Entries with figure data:
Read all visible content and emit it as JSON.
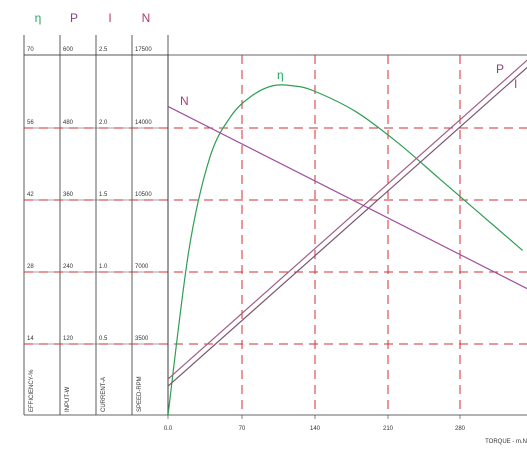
{
  "colors": {
    "efficiency": "#2e9e55",
    "input": "#a06085",
    "current": "#7a5570",
    "speed": "#a050a0",
    "grid": "#d23232",
    "header_eta": "#26a65b",
    "header_p": "#8a3f86",
    "header_i": "#c23a64",
    "header_n": "#b03a78"
  },
  "chart_data": {
    "type": "line",
    "xlabel": "TORQUE - m.N",
    "x_ticks": [
      "0.0",
      "70",
      "140",
      "210",
      "280"
    ],
    "xlim": [
      0,
      350
    ],
    "grid": true,
    "axes": [
      {
        "symbol": "η",
        "label": "EFFICIENCY-%",
        "ticks": [
          "70",
          "56",
          "42",
          "28",
          "14"
        ],
        "range": [
          0,
          70
        ]
      },
      {
        "symbol": "P",
        "label": "INPUT-W",
        "ticks": [
          "600",
          "480",
          "360",
          "240",
          "120"
        ],
        "range": [
          0,
          600
        ]
      },
      {
        "symbol": "I",
        "label": "CURRENT-A",
        "ticks": [
          "2.5",
          "2.0",
          "1.5",
          "1.0",
          "0.5"
        ],
        "range": [
          0,
          2.5
        ]
      },
      {
        "symbol": "N",
        "label": "SPEED-RPM",
        "ticks": [
          "17500",
          "14000",
          "10500",
          "7000",
          "3500"
        ],
        "range": [
          0,
          17500
        ]
      }
    ],
    "series": [
      {
        "name": "η",
        "axis": 0,
        "x": [
          0,
          20,
          40,
          60,
          80,
          100,
          120,
          140,
          180,
          220,
          260,
          300,
          340
        ],
        "values": [
          0,
          32,
          50,
          58,
          62,
          64,
          64,
          63,
          59,
          53,
          46,
          39,
          32
        ]
      },
      {
        "name": "P",
        "axis": 1,
        "x": [
          0,
          350
        ],
        "values": [
          60,
          600
        ]
      },
      {
        "name": "I",
        "axis": 2,
        "x": [
          0,
          350
        ],
        "values": [
          0.2,
          2.45
        ]
      },
      {
        "name": "N",
        "axis": 3,
        "x": [
          0,
          350
        ],
        "values": [
          15000,
          6000
        ]
      }
    ]
  }
}
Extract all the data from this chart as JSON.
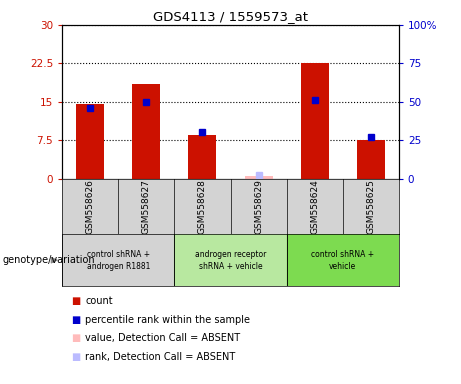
{
  "title": "GDS4113 / 1559573_at",
  "samples": [
    "GSM558626",
    "GSM558627",
    "GSM558628",
    "GSM558629",
    "GSM558624",
    "GSM558625"
  ],
  "count_values": [
    14.5,
    18.5,
    8.5,
    0.5,
    22.5,
    7.5
  ],
  "count_absent": [
    false,
    false,
    false,
    true,
    false,
    false
  ],
  "percentile_values": [
    46,
    50,
    30,
    2,
    51,
    27
  ],
  "percentile_absent": [
    false,
    false,
    false,
    true,
    false,
    false
  ],
  "ylim_left": [
    0,
    30
  ],
  "ylim_right": [
    0,
    100
  ],
  "yticks_left": [
    0,
    7.5,
    15,
    22.5,
    30
  ],
  "yticks_right": [
    0,
    25,
    50,
    75,
    100
  ],
  "ytick_labels_left": [
    "0",
    "7.5",
    "15",
    "22.5",
    "30"
  ],
  "ytick_labels_right": [
    "0",
    "25",
    "50",
    "75",
    "100%"
  ],
  "groups": [
    {
      "label": "control shRNA +\nandrogen R1881",
      "samples": [
        0,
        1
      ],
      "color": "#d3d3d3"
    },
    {
      "label": "androgen receptor\nshRNA + vehicle",
      "samples": [
        2,
        3
      ],
      "color": "#b8e8a0"
    },
    {
      "label": "control shRNA +\nvehicle",
      "samples": [
        4,
        5
      ],
      "color": "#7ddb50"
    }
  ],
  "bar_color_present": "#cc1100",
  "bar_color_absent": "#ffbbbb",
  "dot_color_present": "#0000cc",
  "dot_color_absent": "#bbbbff",
  "bar_width": 0.5,
  "sample_bg_color": "#d3d3d3",
  "legend_items": [
    {
      "label": "count",
      "color": "#cc1100"
    },
    {
      "label": "percentile rank within the sample",
      "color": "#0000cc"
    },
    {
      "label": "value, Detection Call = ABSENT",
      "color": "#ffbbbb"
    },
    {
      "label": "rank, Detection Call = ABSENT",
      "color": "#bbbbff"
    }
  ],
  "genotype_label": "genotype/variation",
  "left_ylabel_color": "#cc1100",
  "right_ylabel_color": "#0000cc"
}
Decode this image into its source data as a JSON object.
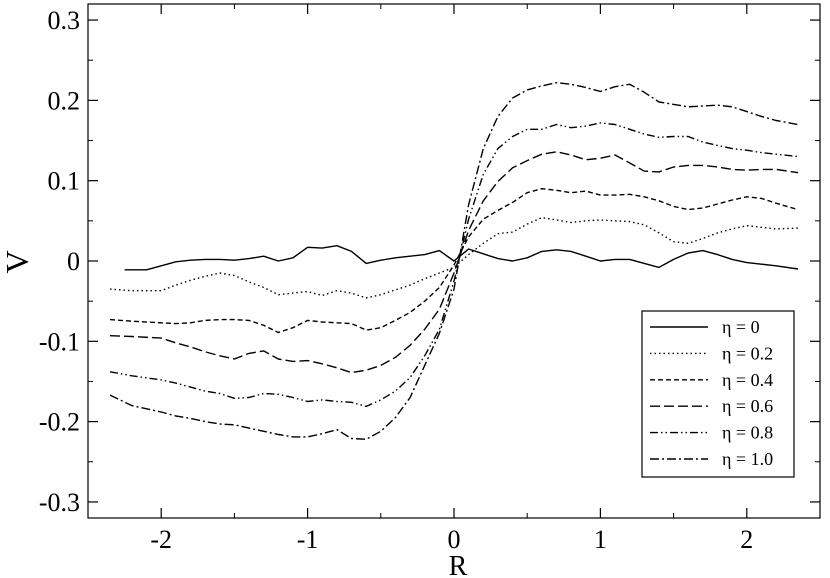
{
  "chart_data": {
    "type": "line",
    "title": "",
    "xlabel": "R",
    "ylabel": "V",
    "xlim": [
      -2.5,
      2.5
    ],
    "ylim": [
      -0.32,
      0.32
    ],
    "xticks": [
      -2,
      -1,
      0,
      1,
      2
    ],
    "xtick_labels": [
      "-2",
      "-1",
      "0",
      "1",
      "2"
    ],
    "yticks": [
      -0.3,
      -0.2,
      -0.1,
      0,
      0.1,
      0.2,
      0.3
    ],
    "ytick_labels": [
      "-0.3",
      "-0.2",
      "-0.1",
      "0",
      "0.1",
      "0.2",
      "0.3"
    ],
    "grid": false,
    "legend_position": "bottom-right",
    "series": [
      {
        "name": "η = 0",
        "line_style": "solid",
        "x": [
          -2.25,
          -2.1,
          -2.0,
          -1.9,
          -1.8,
          -1.7,
          -1.6,
          -1.5,
          -1.4,
          -1.3,
          -1.2,
          -1.1,
          -1.0,
          -0.9,
          -0.8,
          -0.7,
          -0.6,
          -0.5,
          -0.4,
          -0.3,
          -0.2,
          -0.1,
          0.0,
          0.1,
          0.2,
          0.3,
          0.4,
          0.5,
          0.6,
          0.7,
          0.8,
          0.9,
          1.0,
          1.1,
          1.2,
          1.3,
          1.4,
          1.5,
          1.6,
          1.7,
          1.8,
          1.9,
          2.0,
          2.1,
          2.2,
          2.35
        ],
        "y": [
          -0.011,
          -0.011,
          -0.006,
          -0.001,
          0.001,
          0.002,
          0.002,
          0.001,
          0.003,
          0.006,
          0.0,
          0.004,
          0.017,
          0.016,
          0.019,
          0.012,
          -0.003,
          0.001,
          0.004,
          0.006,
          0.008,
          0.013,
          0.0,
          0.015,
          0.009,
          0.003,
          0.0,
          0.004,
          0.012,
          0.014,
          0.012,
          0.006,
          0.0,
          0.002,
          0.002,
          -0.003,
          -0.008,
          0.002,
          0.01,
          0.013,
          0.008,
          0.002,
          -0.002,
          -0.004,
          -0.006,
          -0.01
        ]
      },
      {
        "name": "η = 0.2",
        "line_style": "dotted",
        "x": [
          -2.35,
          -2.2,
          -2.0,
          -1.9,
          -1.8,
          -1.7,
          -1.6,
          -1.5,
          -1.4,
          -1.3,
          -1.2,
          -1.1,
          -1.0,
          -0.9,
          -0.8,
          -0.7,
          -0.6,
          -0.5,
          -0.4,
          -0.3,
          -0.2,
          -0.1,
          0.0,
          0.1,
          0.2,
          0.3,
          0.4,
          0.5,
          0.6,
          0.7,
          0.8,
          0.9,
          1.0,
          1.1,
          1.2,
          1.3,
          1.4,
          1.5,
          1.6,
          1.7,
          1.8,
          1.9,
          2.0,
          2.1,
          2.2,
          2.35
        ],
        "y": [
          -0.035,
          -0.037,
          -0.037,
          -0.03,
          -0.024,
          -0.019,
          -0.015,
          -0.018,
          -0.026,
          -0.033,
          -0.042,
          -0.04,
          -0.038,
          -0.043,
          -0.037,
          -0.04,
          -0.046,
          -0.042,
          -0.036,
          -0.03,
          -0.022,
          -0.015,
          -0.008,
          0.008,
          0.022,
          0.034,
          0.036,
          0.046,
          0.054,
          0.051,
          0.048,
          0.05,
          0.051,
          0.05,
          0.049,
          0.045,
          0.035,
          0.024,
          0.022,
          0.028,
          0.035,
          0.04,
          0.044,
          0.042,
          0.04,
          0.041
        ]
      },
      {
        "name": "η = 0.4",
        "line_style": "short-dashed",
        "x": [
          -2.35,
          -2.2,
          -2.0,
          -1.9,
          -1.8,
          -1.7,
          -1.6,
          -1.5,
          -1.4,
          -1.3,
          -1.2,
          -1.1,
          -1.0,
          -0.9,
          -0.8,
          -0.7,
          -0.6,
          -0.5,
          -0.4,
          -0.3,
          -0.2,
          -0.1,
          0.0,
          0.1,
          0.2,
          0.3,
          0.4,
          0.5,
          0.6,
          0.7,
          0.8,
          0.9,
          1.0,
          1.1,
          1.2,
          1.3,
          1.4,
          1.5,
          1.6,
          1.7,
          1.8,
          1.9,
          2.0,
          2.1,
          2.2,
          2.35
        ],
        "y": [
          -0.073,
          -0.075,
          -0.077,
          -0.078,
          -0.077,
          -0.074,
          -0.073,
          -0.073,
          -0.074,
          -0.08,
          -0.089,
          -0.083,
          -0.074,
          -0.076,
          -0.077,
          -0.078,
          -0.086,
          -0.083,
          -0.074,
          -0.064,
          -0.05,
          -0.033,
          -0.005,
          0.03,
          0.052,
          0.063,
          0.073,
          0.085,
          0.09,
          0.088,
          0.085,
          0.087,
          0.082,
          0.082,
          0.083,
          0.08,
          0.075,
          0.068,
          0.064,
          0.066,
          0.071,
          0.076,
          0.08,
          0.078,
          0.072,
          0.064
        ]
      },
      {
        "name": "η = 0.6",
        "line_style": "long-dashed",
        "x": [
          -2.35,
          -2.2,
          -2.0,
          -1.9,
          -1.8,
          -1.7,
          -1.6,
          -1.5,
          -1.4,
          -1.3,
          -1.2,
          -1.1,
          -1.0,
          -0.9,
          -0.8,
          -0.7,
          -0.6,
          -0.5,
          -0.4,
          -0.3,
          -0.2,
          -0.1,
          0.0,
          0.1,
          0.2,
          0.3,
          0.4,
          0.5,
          0.6,
          0.7,
          0.8,
          0.9,
          1.0,
          1.1,
          1.2,
          1.3,
          1.4,
          1.5,
          1.6,
          1.7,
          1.8,
          1.9,
          2.0,
          2.1,
          2.2,
          2.35
        ],
        "y": [
          -0.093,
          -0.094,
          -0.096,
          -0.102,
          -0.107,
          -0.113,
          -0.118,
          -0.122,
          -0.115,
          -0.112,
          -0.122,
          -0.125,
          -0.124,
          -0.128,
          -0.133,
          -0.139,
          -0.136,
          -0.13,
          -0.12,
          -0.105,
          -0.085,
          -0.06,
          -0.015,
          0.038,
          0.075,
          0.099,
          0.116,
          0.125,
          0.133,
          0.136,
          0.132,
          0.126,
          0.128,
          0.132,
          0.122,
          0.112,
          0.111,
          0.117,
          0.119,
          0.119,
          0.117,
          0.114,
          0.113,
          0.114,
          0.114,
          0.11
        ]
      },
      {
        "name": "η = 0.8",
        "line_style": "dash-dot-dot",
        "x": [
          -2.35,
          -2.2,
          -2.0,
          -1.9,
          -1.8,
          -1.7,
          -1.6,
          -1.5,
          -1.4,
          -1.3,
          -1.2,
          -1.1,
          -1.0,
          -0.9,
          -0.8,
          -0.7,
          -0.6,
          -0.5,
          -0.4,
          -0.3,
          -0.2,
          -0.1,
          0.0,
          0.1,
          0.2,
          0.3,
          0.4,
          0.5,
          0.6,
          0.7,
          0.8,
          0.9,
          1.0,
          1.1,
          1.2,
          1.3,
          1.4,
          1.5,
          1.6,
          1.7,
          1.8,
          1.9,
          2.0,
          2.1,
          2.2,
          2.35
        ],
        "y": [
          -0.138,
          -0.143,
          -0.148,
          -0.152,
          -0.157,
          -0.162,
          -0.165,
          -0.171,
          -0.17,
          -0.165,
          -0.166,
          -0.17,
          -0.175,
          -0.173,
          -0.175,
          -0.176,
          -0.181,
          -0.173,
          -0.162,
          -0.145,
          -0.118,
          -0.085,
          -0.025,
          0.052,
          0.108,
          0.14,
          0.155,
          0.164,
          0.164,
          0.17,
          0.166,
          0.168,
          0.172,
          0.17,
          0.164,
          0.158,
          0.154,
          0.155,
          0.155,
          0.148,
          0.144,
          0.14,
          0.138,
          0.135,
          0.133,
          0.13
        ]
      },
      {
        "name": "η = 1.0",
        "line_style": "dash-dot",
        "x": [
          -2.35,
          -2.2,
          -2.0,
          -1.9,
          -1.8,
          -1.7,
          -1.6,
          -1.5,
          -1.4,
          -1.3,
          -1.2,
          -1.1,
          -1.0,
          -0.9,
          -0.8,
          -0.7,
          -0.6,
          -0.5,
          -0.4,
          -0.3,
          -0.2,
          -0.1,
          0.0,
          0.1,
          0.2,
          0.3,
          0.4,
          0.5,
          0.6,
          0.7,
          0.8,
          0.9,
          1.0,
          1.1,
          1.2,
          1.3,
          1.4,
          1.5,
          1.6,
          1.7,
          1.8,
          1.9,
          2.0,
          2.1,
          2.2,
          2.35
        ],
        "y": [
          -0.167,
          -0.18,
          -0.188,
          -0.193,
          -0.196,
          -0.2,
          -0.203,
          -0.204,
          -0.208,
          -0.212,
          -0.216,
          -0.219,
          -0.219,
          -0.215,
          -0.21,
          -0.221,
          -0.222,
          -0.212,
          -0.195,
          -0.17,
          -0.13,
          -0.09,
          -0.035,
          0.07,
          0.14,
          0.18,
          0.203,
          0.213,
          0.218,
          0.222,
          0.22,
          0.216,
          0.211,
          0.217,
          0.22,
          0.21,
          0.198,
          0.195,
          0.192,
          0.193,
          0.194,
          0.192,
          0.186,
          0.18,
          0.175,
          0.17
        ]
      }
    ]
  }
}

* WORK TO BE COMPLETED:
Identify every line holding the word "Call" and copy it out.

* FULL ANSWER:
      "label": "value, Detection Call = ABSENT",
      "label": "rank, Detection Call = ABSENT",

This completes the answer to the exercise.